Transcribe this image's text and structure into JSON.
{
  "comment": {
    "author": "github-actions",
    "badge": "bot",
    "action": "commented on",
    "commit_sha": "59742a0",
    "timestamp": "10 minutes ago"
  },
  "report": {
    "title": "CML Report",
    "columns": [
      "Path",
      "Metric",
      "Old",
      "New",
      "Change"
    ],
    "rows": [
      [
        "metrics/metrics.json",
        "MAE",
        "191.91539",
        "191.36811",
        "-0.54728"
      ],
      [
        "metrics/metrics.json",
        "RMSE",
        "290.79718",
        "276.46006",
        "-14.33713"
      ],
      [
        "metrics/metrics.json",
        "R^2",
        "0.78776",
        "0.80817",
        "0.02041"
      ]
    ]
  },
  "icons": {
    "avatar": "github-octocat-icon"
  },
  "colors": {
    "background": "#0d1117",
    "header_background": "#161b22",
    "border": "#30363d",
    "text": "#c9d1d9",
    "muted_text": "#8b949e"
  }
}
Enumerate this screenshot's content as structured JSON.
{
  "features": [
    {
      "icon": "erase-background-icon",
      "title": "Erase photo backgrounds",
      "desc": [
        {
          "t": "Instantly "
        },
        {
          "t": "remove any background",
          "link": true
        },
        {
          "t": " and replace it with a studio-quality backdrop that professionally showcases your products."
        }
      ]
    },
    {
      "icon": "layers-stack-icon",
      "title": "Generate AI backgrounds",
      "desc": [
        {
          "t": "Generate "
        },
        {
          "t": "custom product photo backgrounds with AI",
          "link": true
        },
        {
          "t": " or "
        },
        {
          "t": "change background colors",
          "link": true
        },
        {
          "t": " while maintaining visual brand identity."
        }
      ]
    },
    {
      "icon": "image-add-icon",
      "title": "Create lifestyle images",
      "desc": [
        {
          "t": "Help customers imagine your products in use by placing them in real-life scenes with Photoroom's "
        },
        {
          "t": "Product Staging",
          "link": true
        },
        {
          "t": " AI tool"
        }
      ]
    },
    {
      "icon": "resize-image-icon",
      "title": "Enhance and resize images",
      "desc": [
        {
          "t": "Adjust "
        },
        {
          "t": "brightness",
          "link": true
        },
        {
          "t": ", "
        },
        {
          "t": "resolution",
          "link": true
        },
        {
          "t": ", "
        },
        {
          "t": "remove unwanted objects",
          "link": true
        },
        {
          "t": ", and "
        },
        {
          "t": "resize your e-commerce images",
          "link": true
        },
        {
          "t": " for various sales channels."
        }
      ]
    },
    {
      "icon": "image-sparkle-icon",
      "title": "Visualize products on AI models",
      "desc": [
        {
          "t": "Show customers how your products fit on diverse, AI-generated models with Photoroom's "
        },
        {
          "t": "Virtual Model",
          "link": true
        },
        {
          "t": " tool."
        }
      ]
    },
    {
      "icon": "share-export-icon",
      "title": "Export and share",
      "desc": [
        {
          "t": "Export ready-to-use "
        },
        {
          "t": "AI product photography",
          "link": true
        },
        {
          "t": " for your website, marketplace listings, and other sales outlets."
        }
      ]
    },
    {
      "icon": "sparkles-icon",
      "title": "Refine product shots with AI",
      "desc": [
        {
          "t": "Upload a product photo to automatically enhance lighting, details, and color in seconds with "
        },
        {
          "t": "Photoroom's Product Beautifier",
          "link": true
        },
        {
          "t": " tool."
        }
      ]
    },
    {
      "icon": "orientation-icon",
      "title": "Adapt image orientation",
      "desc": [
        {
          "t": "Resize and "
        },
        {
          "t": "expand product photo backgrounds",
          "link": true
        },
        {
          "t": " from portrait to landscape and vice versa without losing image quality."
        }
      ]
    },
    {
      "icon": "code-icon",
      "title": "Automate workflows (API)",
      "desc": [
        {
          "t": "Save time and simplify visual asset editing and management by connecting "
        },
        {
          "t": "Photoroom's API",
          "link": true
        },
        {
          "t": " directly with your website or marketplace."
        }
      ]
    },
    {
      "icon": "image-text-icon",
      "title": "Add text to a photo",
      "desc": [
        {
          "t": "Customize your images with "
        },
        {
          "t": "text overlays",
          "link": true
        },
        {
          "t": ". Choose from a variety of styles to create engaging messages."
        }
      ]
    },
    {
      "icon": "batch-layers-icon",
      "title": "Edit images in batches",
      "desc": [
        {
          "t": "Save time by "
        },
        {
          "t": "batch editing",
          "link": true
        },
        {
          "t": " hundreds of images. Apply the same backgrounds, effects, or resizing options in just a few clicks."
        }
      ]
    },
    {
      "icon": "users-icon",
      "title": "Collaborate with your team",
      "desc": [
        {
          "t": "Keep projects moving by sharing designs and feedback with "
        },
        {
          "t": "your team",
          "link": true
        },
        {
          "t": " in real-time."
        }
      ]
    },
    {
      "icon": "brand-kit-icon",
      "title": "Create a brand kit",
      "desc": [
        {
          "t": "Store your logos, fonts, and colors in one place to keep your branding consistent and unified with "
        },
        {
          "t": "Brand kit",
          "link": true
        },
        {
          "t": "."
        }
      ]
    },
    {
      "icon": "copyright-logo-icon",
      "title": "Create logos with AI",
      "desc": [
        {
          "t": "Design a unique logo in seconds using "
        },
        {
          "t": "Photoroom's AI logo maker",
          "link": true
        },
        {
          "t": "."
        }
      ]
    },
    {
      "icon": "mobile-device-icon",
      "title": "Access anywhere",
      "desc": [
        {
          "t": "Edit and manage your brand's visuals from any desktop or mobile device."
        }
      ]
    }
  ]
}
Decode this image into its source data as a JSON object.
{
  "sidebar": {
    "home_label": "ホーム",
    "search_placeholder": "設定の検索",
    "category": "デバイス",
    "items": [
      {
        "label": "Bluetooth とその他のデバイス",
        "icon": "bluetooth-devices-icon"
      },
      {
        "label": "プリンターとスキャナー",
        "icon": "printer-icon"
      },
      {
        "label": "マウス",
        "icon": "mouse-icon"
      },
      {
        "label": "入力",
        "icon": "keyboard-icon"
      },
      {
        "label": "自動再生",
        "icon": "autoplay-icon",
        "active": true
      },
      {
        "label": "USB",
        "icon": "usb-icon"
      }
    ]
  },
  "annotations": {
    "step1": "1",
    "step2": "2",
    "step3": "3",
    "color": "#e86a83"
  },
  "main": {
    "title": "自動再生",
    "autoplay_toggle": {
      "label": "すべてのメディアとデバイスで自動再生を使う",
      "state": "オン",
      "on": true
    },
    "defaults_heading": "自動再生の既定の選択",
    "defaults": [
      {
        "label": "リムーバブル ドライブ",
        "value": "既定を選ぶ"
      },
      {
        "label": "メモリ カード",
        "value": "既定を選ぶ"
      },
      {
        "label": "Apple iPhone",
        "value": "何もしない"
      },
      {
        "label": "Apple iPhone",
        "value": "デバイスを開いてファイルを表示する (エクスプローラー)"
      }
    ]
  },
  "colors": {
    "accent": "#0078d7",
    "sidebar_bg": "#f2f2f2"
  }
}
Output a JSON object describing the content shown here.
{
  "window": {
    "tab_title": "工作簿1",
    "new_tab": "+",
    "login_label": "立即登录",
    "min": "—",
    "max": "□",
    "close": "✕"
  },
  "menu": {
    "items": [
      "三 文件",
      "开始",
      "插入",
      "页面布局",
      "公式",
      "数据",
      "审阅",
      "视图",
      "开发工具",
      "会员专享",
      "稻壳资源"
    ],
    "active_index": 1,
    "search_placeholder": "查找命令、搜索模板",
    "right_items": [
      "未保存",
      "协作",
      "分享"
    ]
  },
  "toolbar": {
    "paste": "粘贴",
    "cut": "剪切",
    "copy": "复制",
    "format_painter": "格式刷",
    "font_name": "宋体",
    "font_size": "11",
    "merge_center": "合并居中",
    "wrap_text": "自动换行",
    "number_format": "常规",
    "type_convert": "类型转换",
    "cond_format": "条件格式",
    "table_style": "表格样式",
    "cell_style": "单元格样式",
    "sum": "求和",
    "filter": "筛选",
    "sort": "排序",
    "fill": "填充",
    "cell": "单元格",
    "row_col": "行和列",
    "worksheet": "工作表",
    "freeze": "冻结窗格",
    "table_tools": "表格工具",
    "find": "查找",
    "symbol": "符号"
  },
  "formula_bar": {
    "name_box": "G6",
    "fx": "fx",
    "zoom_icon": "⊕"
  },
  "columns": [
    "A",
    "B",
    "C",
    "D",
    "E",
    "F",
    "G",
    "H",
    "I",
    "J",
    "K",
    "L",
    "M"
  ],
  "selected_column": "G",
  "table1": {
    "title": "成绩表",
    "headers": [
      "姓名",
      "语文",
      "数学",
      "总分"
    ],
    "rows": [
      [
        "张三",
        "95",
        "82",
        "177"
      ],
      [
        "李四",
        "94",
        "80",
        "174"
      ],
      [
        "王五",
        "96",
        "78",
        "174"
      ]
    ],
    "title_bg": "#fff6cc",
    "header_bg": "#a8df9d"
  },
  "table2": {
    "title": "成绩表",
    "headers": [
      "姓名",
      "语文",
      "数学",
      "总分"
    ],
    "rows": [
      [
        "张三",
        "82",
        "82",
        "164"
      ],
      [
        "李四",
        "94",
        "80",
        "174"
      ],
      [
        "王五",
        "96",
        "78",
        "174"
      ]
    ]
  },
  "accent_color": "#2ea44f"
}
┄┄┄┄┄┄┄┄┄┄┄┄┄┄┄┄┄┄┄┄
**Problem:** Please list every line of the records that contains "team".

**Worked answer:**
      "title": "Collaborate with your team",
          "t": "your team",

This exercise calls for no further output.